Direction — The listing below should be printed exactly, every line of it. Skip the pictures.
— Begin Records for the task —
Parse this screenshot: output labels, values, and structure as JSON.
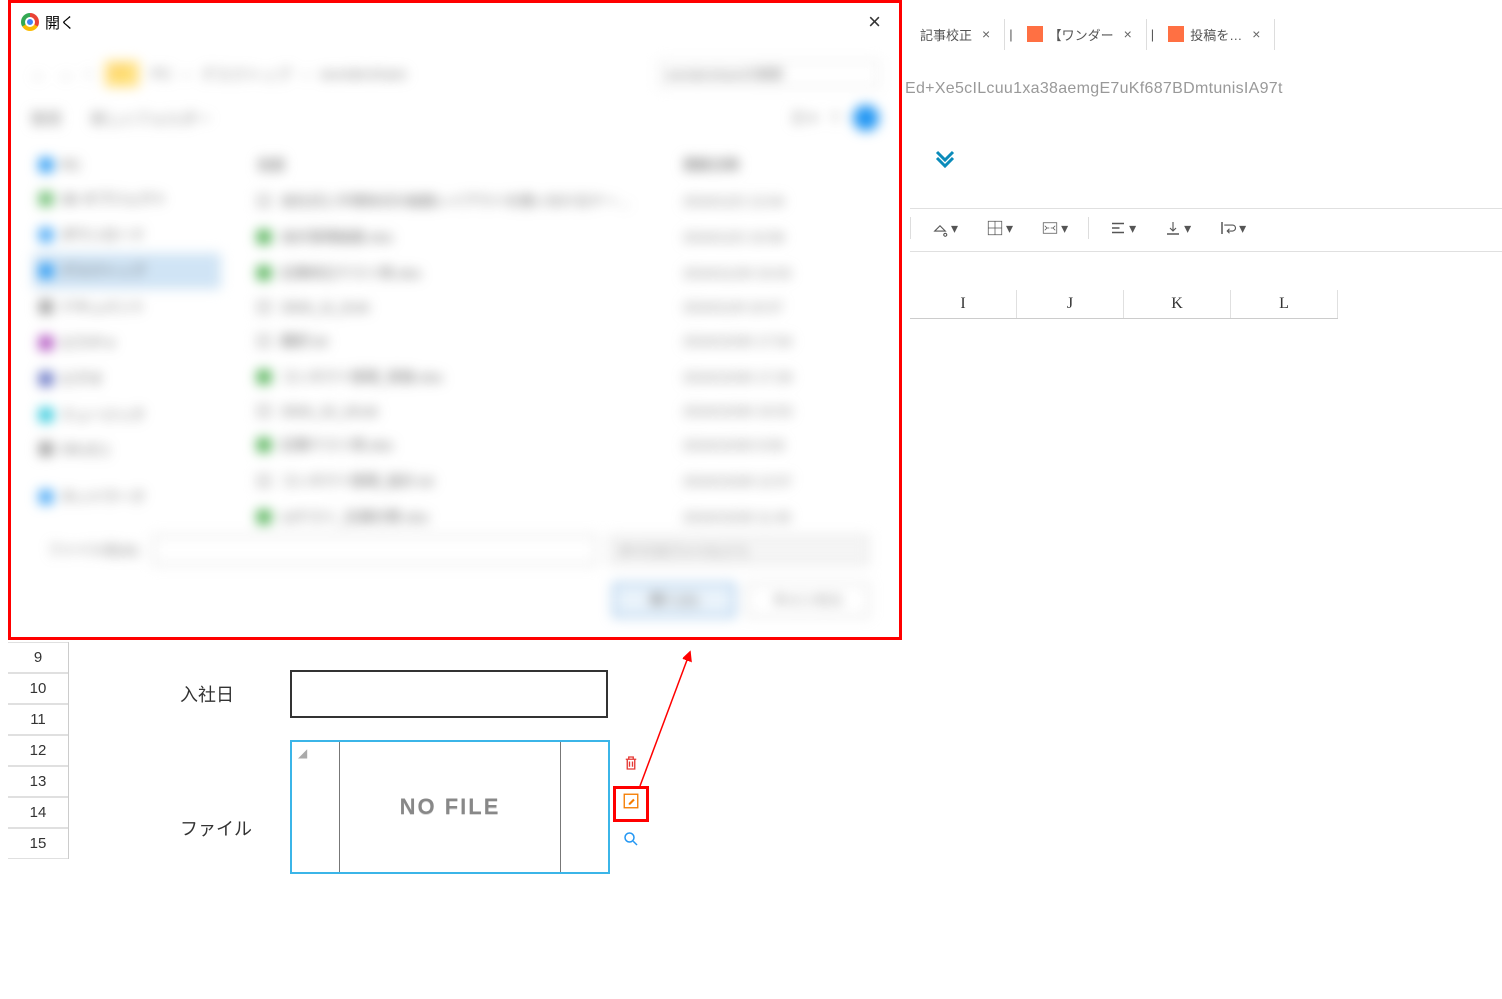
{
  "dialog": {
    "title": "開く",
    "breadcrumb": [
      "PC",
      "デスクトップ",
      "wondershare"
    ],
    "search_placeholder": "wondershareの検索",
    "toolbar_left": [
      "整理",
      "新しいフォルダー"
    ],
    "sidebar": [
      {
        "label": "PC",
        "color": "#2196f3"
      },
      {
        "label": "3D オブジェクト",
        "color": "#66bb6a"
      },
      {
        "label": "ダウンロード",
        "color": "#42a5f5"
      },
      {
        "label": "デスクトップ",
        "color": "#2196f3",
        "selected": true
      },
      {
        "label": "ドキュメント",
        "color": "#9e9e9e"
      },
      {
        "label": "ピクチャ",
        "color": "#ab47bc"
      },
      {
        "label": "ビデオ",
        "color": "#5c6bc0"
      },
      {
        "label": "ミュージック",
        "color": "#26c6da"
      },
      {
        "label": "OS (C:)",
        "color": "#9e9e9e"
      },
      {
        "label": "ネットワーク",
        "color": "#42a5f5"
      }
    ],
    "columns": {
      "name": "名前",
      "date": "更新日時"
    },
    "files": [
      {
        "icon": "gray",
        "name": "会社式と半導体式の画面レイアウトを使い分けるケー…",
        "date": "2024/12/2 12:04"
      },
      {
        "icon": "green",
        "name": "会計管理画面.xlsx",
        "date": "2024/12/2 10:58"
      },
      {
        "icon": "green",
        "name": "記事修正テスト用.xlsx",
        "date": "2024/11/29 15:03"
      },
      {
        "icon": "gray",
        "name": "2024_11_8.txt",
        "date": "2024/11/8 10:07"
      },
      {
        "icon": "gray",
        "name": "翻訳.txt",
        "date": "2024/10/30 17:54"
      },
      {
        "icon": "green",
        "name": "コンタクト管理_実施.xlsx",
        "date": "2024/10/30 17:28"
      },
      {
        "icon": "gray",
        "name": "2024_10_16.txt",
        "date": "2024/10/30 15:53"
      },
      {
        "icon": "green",
        "name": "記事テスト用.xlsx",
        "date": "2024/10/30 9:59"
      },
      {
        "icon": "gray",
        "name": "コンタクト管理_設計.txt",
        "date": "2024/10/28 12:57"
      },
      {
        "icon": "green",
        "name": "UIテスト_在庫計算.xlsx",
        "date": "2024/10/28 11:45"
      }
    ],
    "filename_label": "ファイル名(N):",
    "filetype": "すべてのファイル (*.*)",
    "open_button": "開く(O)",
    "cancel_button": "キャンセル"
  },
  "browser_tabs": [
    {
      "label": "記事校正"
    },
    {
      "label": "【ワンダー"
    },
    {
      "label": "投稿を…"
    }
  ],
  "url_fragment": "Ed+Xe5cILcuu1xa38aemgE7uKf687BDmtunisIA97t",
  "spreadsheet": {
    "columns": [
      "I",
      "J",
      "K",
      "L"
    ],
    "rows": [
      "9",
      "10",
      "11",
      "12",
      "13",
      "14",
      "15"
    ],
    "form": {
      "date_label": "入社日",
      "file_label": "ファイル",
      "no_file": "NO FILE"
    }
  }
}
— End Records for the task —
Response —
Parse this screenshot: output labels, values, and structure as JSON.
{
  "dialog": {
    "title": "開く",
    "breadcrumb": [
      "PC",
      "デスクトップ",
      "wondershare"
    ],
    "search_placeholder": "wondershareの検索",
    "toolbar_left": [
      "整理",
      "新しいフォルダー"
    ],
    "sidebar": [
      {
        "label": "PC",
        "color": "#2196f3"
      },
      {
        "label": "3D オブジェクト",
        "color": "#66bb6a"
      },
      {
        "label": "ダウンロード",
        "color": "#42a5f5"
      },
      {
        "label": "デスクトップ",
        "color": "#2196f3",
        "selected": true
      },
      {
        "label": "ドキュメント",
        "color": "#9e9e9e"
      },
      {
        "label": "ピクチャ",
        "color": "#ab47bc"
      },
      {
        "label": "ビデオ",
        "color": "#5c6bc0"
      },
      {
        "label": "ミュージック",
        "color": "#26c6da"
      },
      {
        "label": "OS (C:)",
        "color": "#9e9e9e"
      },
      {
        "label": "ネットワーク",
        "color": "#42a5f5"
      }
    ],
    "columns": {
      "name": "名前",
      "date": "更新日時"
    },
    "files": [
      {
        "icon": "gray",
        "name": "会社式と半導体式の画面レイアウトを使い分けるケー…",
        "date": "2024/12/2 12:04"
      },
      {
        "icon": "green",
        "name": "会計管理画面.xlsx",
        "date": "2024/12/2 10:58"
      },
      {
        "icon": "green",
        "name": "記事修正テスト用.xlsx",
        "date": "2024/11/29 15:03"
      },
      {
        "icon": "gray",
        "name": "2024_11_8.txt",
        "date": "2024/11/8 10:07"
      },
      {
        "icon": "gray",
        "name": "翻訳.txt",
        "date": "2024/10/30 17:54"
      },
      {
        "icon": "green",
        "name": "コンタクト管理_実施.xlsx",
        "date": "2024/10/30 17:28"
      },
      {
        "icon": "gray",
        "name": "2024_10_16.txt",
        "date": "2024/10/30 15:53"
      },
      {
        "icon": "green",
        "name": "記事テスト用.xlsx",
        "date": "2024/10/30 9:59"
      },
      {
        "icon": "gray",
        "name": "コンタクト管理_設計.txt",
        "date": "2024/10/28 12:57"
      },
      {
        "icon": "green",
        "name": "UIテスト_在庫計算.xlsx",
        "date": "2024/10/28 11:45"
      }
    ],
    "filename_label": "ファイル名(N):",
    "filetype": "すべてのファイル (*.*)",
    "open_button": "開く(O)",
    "cancel_button": "キャンセル"
  },
  "browser_tabs": [
    {
      "label": "記事校正"
    },
    {
      "label": "【ワンダー"
    },
    {
      "label": "投稿を…"
    }
  ],
  "url_fragment": "Ed+Xe5cILcuu1xa38aemgE7uKf687BDmtunisIA97t",
  "spreadsheet": {
    "columns": [
      "I",
      "J",
      "K",
      "L"
    ],
    "rows": [
      "9",
      "10",
      "11",
      "12",
      "13",
      "14",
      "15"
    ],
    "form": {
      "date_label": "入社日",
      "file_label": "ファイル",
      "no_file": "NO FILE"
    }
  }
}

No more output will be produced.